Intervista a Magdi Allam, giornalista e saggista vicedirettore del Corriere della Sera

ROMA – La stragrande maggioranza dei musulmani in Italia è moderata, e vuole vivere nel rispetto delle leggi e dei valori fondanti della società italiana. Parola di Magdi Allam, giornalista e saggista vicedirettore del Corriere della Sera, intervistato da Stranieri in Italia.

Magdi Allam, parliamo di integrazione. A che punto siamo in Italia?
La mia sensazione, anche alla luce di quanto è emerso negli scorsi giorni dopo la bocciatura da parte della Cassazione di due norme della legge Bossi-Fini, è che c’è ancora una forte percezione di preoccupazione nei confronti del fenomeno dell’immigrazione. Prevale la paura dello straniero, si tende ad adombrare politiche improntate più alla repressione che non all’investimento per costruire nell’immigrazione. Nel Consiglio dei Ministri il responsabile degli Interni Pisanu aveva chiesto una normativa che agevolasse l’acquisizione della cittadinanza per quegli immigrati che risiedono in Italia da lunga data. Per contro i ministri della Lega hanno sollecitato una revisione della Costituzione per assicurare che i diritti siano prerogativa solo dei cittadini italiani.
Siamo in una fase in cui da parte della società reale c’è una consapevolezza dell’importanza della possibilità degli immigrati, da parte della classe politica c’è ancora una situazione conflittuale che vede gli elementi più negativi in grado di condizionare e frenare una prospettiva di soddisfacente integrazione degli immigrati.

# [Obiettivo indicato 1]
Ricopia senza modifiche le voci qui sotto, dalla prima riga fino a quella che contiene "Point — [911, 531, 934, 545]", inclusa.
L'intervista e le voci sono materiali distinti, senza legame tra loro.

# [Informazioni estratte]
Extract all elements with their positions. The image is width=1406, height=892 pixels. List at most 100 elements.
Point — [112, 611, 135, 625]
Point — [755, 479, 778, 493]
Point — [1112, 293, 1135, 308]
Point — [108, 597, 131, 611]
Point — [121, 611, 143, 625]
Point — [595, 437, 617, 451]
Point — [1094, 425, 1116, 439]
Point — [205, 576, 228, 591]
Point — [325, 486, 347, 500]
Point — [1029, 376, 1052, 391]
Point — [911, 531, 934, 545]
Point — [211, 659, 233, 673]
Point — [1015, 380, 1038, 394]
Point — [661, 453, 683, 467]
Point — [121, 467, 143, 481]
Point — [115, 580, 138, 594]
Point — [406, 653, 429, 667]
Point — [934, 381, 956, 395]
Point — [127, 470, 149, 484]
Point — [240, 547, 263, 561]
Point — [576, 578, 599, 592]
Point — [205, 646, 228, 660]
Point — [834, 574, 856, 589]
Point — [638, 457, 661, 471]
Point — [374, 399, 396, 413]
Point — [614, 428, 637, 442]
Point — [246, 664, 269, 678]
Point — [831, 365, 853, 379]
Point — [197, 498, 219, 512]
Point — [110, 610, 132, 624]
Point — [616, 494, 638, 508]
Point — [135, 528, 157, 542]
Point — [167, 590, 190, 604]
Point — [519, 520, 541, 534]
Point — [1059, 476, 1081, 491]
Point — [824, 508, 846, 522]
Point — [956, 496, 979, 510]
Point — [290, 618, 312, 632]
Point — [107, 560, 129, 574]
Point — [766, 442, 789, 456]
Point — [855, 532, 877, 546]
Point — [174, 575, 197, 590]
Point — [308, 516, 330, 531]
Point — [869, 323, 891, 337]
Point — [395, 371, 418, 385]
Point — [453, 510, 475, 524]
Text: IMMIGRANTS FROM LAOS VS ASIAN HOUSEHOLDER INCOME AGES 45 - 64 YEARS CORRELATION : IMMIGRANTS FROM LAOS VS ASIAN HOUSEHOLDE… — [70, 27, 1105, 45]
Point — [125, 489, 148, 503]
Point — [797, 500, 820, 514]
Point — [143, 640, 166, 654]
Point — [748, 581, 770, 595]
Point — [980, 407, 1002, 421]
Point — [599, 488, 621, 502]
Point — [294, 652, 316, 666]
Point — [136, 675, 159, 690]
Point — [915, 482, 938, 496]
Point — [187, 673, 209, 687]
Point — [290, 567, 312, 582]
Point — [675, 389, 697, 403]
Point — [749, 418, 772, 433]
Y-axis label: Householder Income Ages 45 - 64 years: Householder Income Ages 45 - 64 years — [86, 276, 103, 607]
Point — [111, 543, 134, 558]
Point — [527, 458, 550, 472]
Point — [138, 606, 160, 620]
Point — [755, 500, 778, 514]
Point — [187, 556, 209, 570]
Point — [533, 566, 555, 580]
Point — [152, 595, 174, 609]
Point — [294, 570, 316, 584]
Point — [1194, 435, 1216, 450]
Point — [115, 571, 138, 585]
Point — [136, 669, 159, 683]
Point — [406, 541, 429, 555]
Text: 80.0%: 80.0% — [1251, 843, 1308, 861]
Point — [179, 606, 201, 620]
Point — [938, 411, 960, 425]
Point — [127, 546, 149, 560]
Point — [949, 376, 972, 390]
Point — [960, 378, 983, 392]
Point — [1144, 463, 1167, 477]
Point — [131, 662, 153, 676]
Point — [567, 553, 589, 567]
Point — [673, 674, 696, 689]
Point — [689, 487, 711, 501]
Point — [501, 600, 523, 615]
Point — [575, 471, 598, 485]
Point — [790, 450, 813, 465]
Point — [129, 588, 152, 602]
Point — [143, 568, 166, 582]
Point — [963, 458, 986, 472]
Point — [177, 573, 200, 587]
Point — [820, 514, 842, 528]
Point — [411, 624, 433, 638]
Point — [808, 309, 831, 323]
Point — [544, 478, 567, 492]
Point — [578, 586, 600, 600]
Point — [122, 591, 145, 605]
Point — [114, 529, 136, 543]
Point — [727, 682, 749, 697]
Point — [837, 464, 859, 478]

# [Obiettivo indicato 2]
Rispondi in base all'intervista.
(a) Da quale testata è stato intervistato Magdi Allam?
(b) Quale responsabile degli Interni aveva chiesto una normativa per agevolare la cittadinanza?
(c) Di quale partito erano i ministri che hanno sollecitato una revisione della Costituzione?

# [Risultato corretto 1]
Extract all elements with their positions. The image is width=1406, height=892 pixels. List at most 100 elements.
Point — [112, 611, 135, 625]
Point — [755, 479, 778, 493]
Point — [1112, 293, 1135, 308]
Point — [108, 597, 131, 611]
Point — [121, 611, 143, 625]
Point — [595, 437, 617, 451]
Point — [1094, 425, 1116, 439]
Point — [205, 576, 228, 591]
Point — [325, 486, 347, 500]
Point — [1029, 376, 1052, 391]
Point — [911, 531, 934, 545]

# [Risultato corretto 2]
(a) Stranieri in Italia.
(b) Pisanu.
(c) La Lega.